(Problem to solve): Convert every line of the material below into a Markdown table with the columns "Row" and "Line", numbering the rows in order and leaving out blank lines.

■ ■ ■

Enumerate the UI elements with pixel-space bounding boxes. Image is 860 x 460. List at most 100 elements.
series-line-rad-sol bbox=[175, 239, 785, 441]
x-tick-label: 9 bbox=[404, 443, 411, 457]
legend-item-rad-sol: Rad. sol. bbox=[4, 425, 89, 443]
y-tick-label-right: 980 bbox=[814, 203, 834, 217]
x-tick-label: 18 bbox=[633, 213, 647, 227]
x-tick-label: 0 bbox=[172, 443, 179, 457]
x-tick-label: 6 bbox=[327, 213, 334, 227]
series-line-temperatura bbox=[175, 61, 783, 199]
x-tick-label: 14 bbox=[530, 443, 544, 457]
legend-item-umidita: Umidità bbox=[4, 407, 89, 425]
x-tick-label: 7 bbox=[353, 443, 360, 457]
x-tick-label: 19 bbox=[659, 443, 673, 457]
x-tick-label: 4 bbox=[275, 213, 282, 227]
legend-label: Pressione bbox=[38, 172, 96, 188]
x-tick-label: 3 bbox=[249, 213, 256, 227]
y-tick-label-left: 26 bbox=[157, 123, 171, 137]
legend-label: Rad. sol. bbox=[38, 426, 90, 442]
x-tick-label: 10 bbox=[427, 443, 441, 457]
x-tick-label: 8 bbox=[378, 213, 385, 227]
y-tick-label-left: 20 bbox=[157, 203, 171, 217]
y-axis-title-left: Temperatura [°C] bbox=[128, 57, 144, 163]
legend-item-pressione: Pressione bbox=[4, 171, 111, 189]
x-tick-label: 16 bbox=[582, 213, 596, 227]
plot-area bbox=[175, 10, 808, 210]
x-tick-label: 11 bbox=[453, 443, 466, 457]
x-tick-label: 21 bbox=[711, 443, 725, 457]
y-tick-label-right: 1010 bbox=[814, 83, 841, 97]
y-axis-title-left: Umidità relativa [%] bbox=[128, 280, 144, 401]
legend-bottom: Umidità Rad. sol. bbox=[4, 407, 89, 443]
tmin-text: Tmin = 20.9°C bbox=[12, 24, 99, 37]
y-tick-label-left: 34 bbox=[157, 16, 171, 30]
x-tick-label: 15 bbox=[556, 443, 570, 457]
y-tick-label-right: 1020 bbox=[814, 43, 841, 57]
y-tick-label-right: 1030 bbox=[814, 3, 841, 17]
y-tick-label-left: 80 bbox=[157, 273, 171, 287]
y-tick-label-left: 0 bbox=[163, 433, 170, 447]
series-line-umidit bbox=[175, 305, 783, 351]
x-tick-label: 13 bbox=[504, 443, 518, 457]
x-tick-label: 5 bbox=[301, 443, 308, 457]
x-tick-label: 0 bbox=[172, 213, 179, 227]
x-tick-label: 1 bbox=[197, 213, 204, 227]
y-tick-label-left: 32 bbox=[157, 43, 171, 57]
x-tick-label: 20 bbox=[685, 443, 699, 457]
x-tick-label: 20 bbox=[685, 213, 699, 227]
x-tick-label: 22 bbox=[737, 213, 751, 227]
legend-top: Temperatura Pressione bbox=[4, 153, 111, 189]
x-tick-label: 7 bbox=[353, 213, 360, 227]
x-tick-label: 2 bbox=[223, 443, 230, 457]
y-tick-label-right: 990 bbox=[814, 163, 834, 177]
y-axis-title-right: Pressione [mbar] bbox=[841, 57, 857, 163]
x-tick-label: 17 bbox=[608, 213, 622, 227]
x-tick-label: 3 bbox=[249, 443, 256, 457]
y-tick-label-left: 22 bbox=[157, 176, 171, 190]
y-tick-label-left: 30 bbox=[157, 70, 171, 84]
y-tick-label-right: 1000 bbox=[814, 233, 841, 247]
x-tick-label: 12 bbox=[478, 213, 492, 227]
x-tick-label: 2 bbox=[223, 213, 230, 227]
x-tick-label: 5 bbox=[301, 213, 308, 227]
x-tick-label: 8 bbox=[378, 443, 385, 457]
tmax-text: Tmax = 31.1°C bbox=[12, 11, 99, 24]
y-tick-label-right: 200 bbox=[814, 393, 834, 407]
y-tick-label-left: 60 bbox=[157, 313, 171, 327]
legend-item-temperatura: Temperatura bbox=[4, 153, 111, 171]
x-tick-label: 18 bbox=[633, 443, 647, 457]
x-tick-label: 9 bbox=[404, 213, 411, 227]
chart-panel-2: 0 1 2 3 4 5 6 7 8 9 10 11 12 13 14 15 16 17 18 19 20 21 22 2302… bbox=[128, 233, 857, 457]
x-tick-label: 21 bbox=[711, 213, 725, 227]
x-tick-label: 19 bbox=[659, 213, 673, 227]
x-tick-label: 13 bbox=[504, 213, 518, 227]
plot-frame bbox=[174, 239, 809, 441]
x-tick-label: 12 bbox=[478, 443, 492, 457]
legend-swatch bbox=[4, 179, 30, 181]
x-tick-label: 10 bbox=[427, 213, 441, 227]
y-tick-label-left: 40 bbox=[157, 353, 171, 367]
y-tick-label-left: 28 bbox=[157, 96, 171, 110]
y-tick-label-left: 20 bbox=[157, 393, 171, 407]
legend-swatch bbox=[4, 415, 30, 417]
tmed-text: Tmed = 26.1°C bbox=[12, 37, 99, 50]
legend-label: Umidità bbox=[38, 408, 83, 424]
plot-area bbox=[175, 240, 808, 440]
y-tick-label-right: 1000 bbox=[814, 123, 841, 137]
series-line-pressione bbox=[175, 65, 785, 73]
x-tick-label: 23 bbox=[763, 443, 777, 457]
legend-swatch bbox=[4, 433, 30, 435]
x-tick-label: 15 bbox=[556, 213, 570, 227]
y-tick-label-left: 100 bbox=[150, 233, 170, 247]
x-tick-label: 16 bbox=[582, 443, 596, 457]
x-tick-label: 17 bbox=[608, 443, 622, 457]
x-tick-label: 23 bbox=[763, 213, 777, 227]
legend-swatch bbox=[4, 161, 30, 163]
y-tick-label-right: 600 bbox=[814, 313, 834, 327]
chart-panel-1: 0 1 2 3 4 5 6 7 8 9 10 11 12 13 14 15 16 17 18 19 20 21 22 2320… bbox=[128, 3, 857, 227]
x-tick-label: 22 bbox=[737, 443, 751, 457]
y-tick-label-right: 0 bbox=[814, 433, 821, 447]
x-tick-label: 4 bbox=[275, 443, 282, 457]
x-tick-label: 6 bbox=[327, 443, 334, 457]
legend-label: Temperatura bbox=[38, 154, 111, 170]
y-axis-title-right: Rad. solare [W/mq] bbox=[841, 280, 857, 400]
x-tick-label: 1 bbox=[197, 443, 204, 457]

■ ■ ■

(Answer for this exercise):
| Row | Line |
|---|---|
| 1 | Enumerate the UI elements with pixel-space bounding boxes. Image is 860 x 460. List at most 100 elements. |
| 2 | series-line-rad-sol bbox=[175, 239, 785, 441] |
| 3 | x-tick-label: 9 bbox=[404, 443, 411, 457] |
| 4 | legend-item-rad-sol: Rad. sol. bbox=[4, 425, 89, 443] |
| 5 | y-tick-label-right: 980 bbox=[814, 203, 834, 217] |
| 6 | x-tick-label: 18 bbox=[633, 213, 647, 227] |
| 7 | x-tick-label: 0 bbox=[172, 443, 179, 457] |
| 8 | x-tick-label: 6 bbox=[327, 213, 334, 227] |
| 9 | series-line-temperatura bbox=[175, 61, 783, 199] |
| 10 | x-tick-label: 14 bbox=[530, 443, 544, 457] |
| 11 | legend-item-umidita: Umidità bbox=[4, 407, 89, 425] |
| 12 | x-tick-label: 7 bbox=[353, 443, 360, 457] |
| 13 | x-tick-label: 19 bbox=[659, 443, 673, 457] |
| 14 | x-tick-label: 4 bbox=[275, 213, 282, 227] |
| 15 | legend-label: Pressione bbox=[38, 172, 96, 188] |
| 16 | x-tick-label: 3 bbox=[249, 213, 256, 227] |
| 17 | y-tick-label-left: 26 bbox=[157, 123, 171, 137] |
| 18 | legend-label: Rad. sol. bbox=[38, 426, 90, 442] |
| 19 | x-tick-label: 10 bbox=[427, 443, 441, 457] |
| 20 | x-tick-label: 8 bbox=[378, 213, 385, 227] |
| 21 | y-tick-label-left: 20 bbox=[157, 203, 171, 217] |
| 22 | y-axis-title-left: Temperatura [°C] bbox=[128, 57, 144, 163] |
| 23 | legend-item-pressione: Pressione bbox=[4, 171, 111, 189] |
| 24 | x-tick-label: 16 bbox=[582, 213, 596, 227] |
| 25 | plot-area bbox=[175, 10, 808, 210] |
| 26 | x-tick-label: 11 bbox=[453, 443, 466, 457] |
| 27 | x-tick-label: 21 bbox=[711, 443, 725, 457] |
| 28 | y-tick-label-right: 1010 bbox=[814, 83, 841, 97] |
| 29 | y-axis-title-left: Umidità relativa [%] bbox=[128, 280, 144, 401] |
| 30 | legend-bottom: Umidità Rad. sol. bbox=[4, 407, 89, 443] |
| 31 | tmin-text: Tmin = 20.9°C bbox=[12, 24, 99, 37] |
| 32 | y-tick-label-left: 34 bbox=[157, 16, 171, 30] |
| 33 | x-tick-label: 15 bbox=[556, 443, 570, 457] |
| 34 | y-tick-label-right: 1020 bbox=[814, 43, 841, 57] |
| 35 | y-tick-label-right: 1030 bbox=[814, 3, 841, 17] |
| 36 | y-tick-label-left: 80 bbox=[157, 273, 171, 287] |
| 37 | y-tick-label-left: 0 bbox=[163, 433, 170, 447] |
| 38 | series-line-umidit bbox=[175, 305, 783, 351] |
| 39 | x-tick-label: 13 bbox=[504, 443, 518, 457] |
| 40 | x-tick-label: 5 bbox=[301, 443, 308, 457] |
| 41 | x-tick-label: 0 bbox=[172, 213, 179, 227] |
| 42 | x-tick-label: 1 bbox=[197, 213, 204, 227] |
| 43 | y-tick-label-left: 32 bbox=[157, 43, 171, 57] |
| 44 | x-tick-label: 20 bbox=[685, 443, 699, 457] |
| 45 | x-tick-label: 20 bbox=[685, 213, 699, 227] |
| 46 | x-tick-label: 22 bbox=[737, 213, 751, 227] |
| 47 | legend-top: Temperatura Pressione bbox=[4, 153, 111, 189] |
| 48 | x-tick-label: 7 bbox=[353, 213, 360, 227] |
| 49 | x-tick-label: 2 bbox=[223, 443, 230, 457] |
| 50 | y-tick-label-right: 990 bbox=[814, 163, 834, 177] |
| 51 | y-axis-title-right: Pressione [mbar] bbox=[841, 57, 857, 163] |
| 52 | x-tick-label: 17 bbox=[608, 213, 622, 227] |
| 53 | x-tick-label: 3 bbox=[249, 443, 256, 457] |
| 54 | y-tick-label-left: 22 bbox=[157, 176, 171, 190] |
| 55 | y-tick-label-left: 30 bbox=[157, 70, 171, 84] |
| 56 | y-tick-label-right: 1000 bbox=[814, 233, 841, 247] |
| 57 | x-tick-label: 12 bbox=[478, 213, 492, 227] |
| 58 | x-tick-label: 2 bbox=[223, 213, 230, 227] |
| 59 | x-tick-label: 5 bbox=[301, 213, 308, 227] |
| 60 | x-tick-label: 8 bbox=[378, 443, 385, 457] |
| 61 | tmax-text: Tmax = 31.1°C bbox=[12, 11, 99, 24] |
| 62 | y-tick-label-right: 200 bbox=[814, 393, 834, 407] |
| 63 | y-tick-label-left: 60 bbox=[157, 313, 171, 327] |
| 64 | legend-item-temperatura: Temperatura bbox=[4, 153, 111, 171] |
| 65 | x-tick-label: 18 bbox=[633, 443, 647, 457] |
| 66 | x-tick-label: 9 bbox=[404, 213, 411, 227] |
| 67 | chart-panel-2: 0 1 2 3 4 5 6 7 8 9 10 11 12 13 14 15 16 17 18 19 20 21 22 2302… bbox=[128, 233, 857, 457] |
| 68 | x-tick-label: 21 bbox=[711, 213, 725, 227] |
| 69 | x-tick-label: 19 bbox=[659, 213, 673, 227] |
| 70 | x-tick-label: 13 bbox=[504, 213, 518, 227] |
| 71 | plot-frame bbox=[174, 239, 809, 441] |
| 72 | x-tick-label: 12 bbox=[478, 443, 492, 457] |
| 73 | legend-swatch bbox=[4, 179, 30, 181] |
| 74 | x-tick-label: 10 bbox=[427, 213, 441, 227] |
| 75 | y-tick-label-left: 40 bbox=[157, 353, 171, 367] |
| 76 | y-tick-label-left: 28 bbox=[157, 96, 171, 110] |
| 77 | y-tick-label-left: 20 bbox=[157, 393, 171, 407] |
| 78 | legend-swatch bbox=[4, 415, 30, 417] |
| 79 | tmed-text: Tmed = 26.1°C bbox=[12, 37, 99, 50] |
| 80 | legend-label: Umidità bbox=[38, 408, 83, 424] |
| 81 | plot-area bbox=[175, 240, 808, 440] |
| 82 | y-tick-label-right: 1000 bbox=[814, 123, 841, 137] |
| 83 | series-line-pressione bbox=[175, 65, 785, 73] |
| 84 | x-tick-label: 23 bbox=[763, 443, 777, 457] |
| 85 | legend-swatch bbox=[4, 433, 30, 435] |
| 86 | x-tick-label: 15 bbox=[556, 213, 570, 227] |
| 87 | y-tick-label-left: 100 bbox=[150, 233, 170, 247] |
| 88 | x-tick-label: 16 bbox=[582, 443, 596, 457] |
| 89 | x-tick-label: 17 bbox=[608, 443, 622, 457] |
| 90 | x-tick-label: 23 bbox=[763, 213, 777, 227] |
| 91 | legend-swatch bbox=[4, 161, 30, 163] |
| 92 | y-tick-label-right: 600 bbox=[814, 313, 834, 327] |
| 93 | chart-panel-1: 0 1 2 3 4 5 6 7 8 9 10 11 12 13 14 15 16 17 18 19 20 21 22 2320… bbox=[128, 3, 857, 227] |
| 94 | x-tick-label: 22 bbox=[737, 443, 751, 457] |
| 95 | y-tick-label-right: 0 bbox=[814, 433, 821, 447] |
| 96 | x-tick-label: 4 bbox=[275, 443, 282, 457] |
| 97 | x-tick-label: 6 bbox=[327, 443, 334, 457] |
| 98 | legend-label: Temperatura bbox=[38, 154, 111, 170] |
| 99 | y-axis-title-right: Rad. solare [W/mq] bbox=[841, 280, 857, 400] |
| 100 | x-tick-label: 1 bbox=[197, 443, 204, 457] |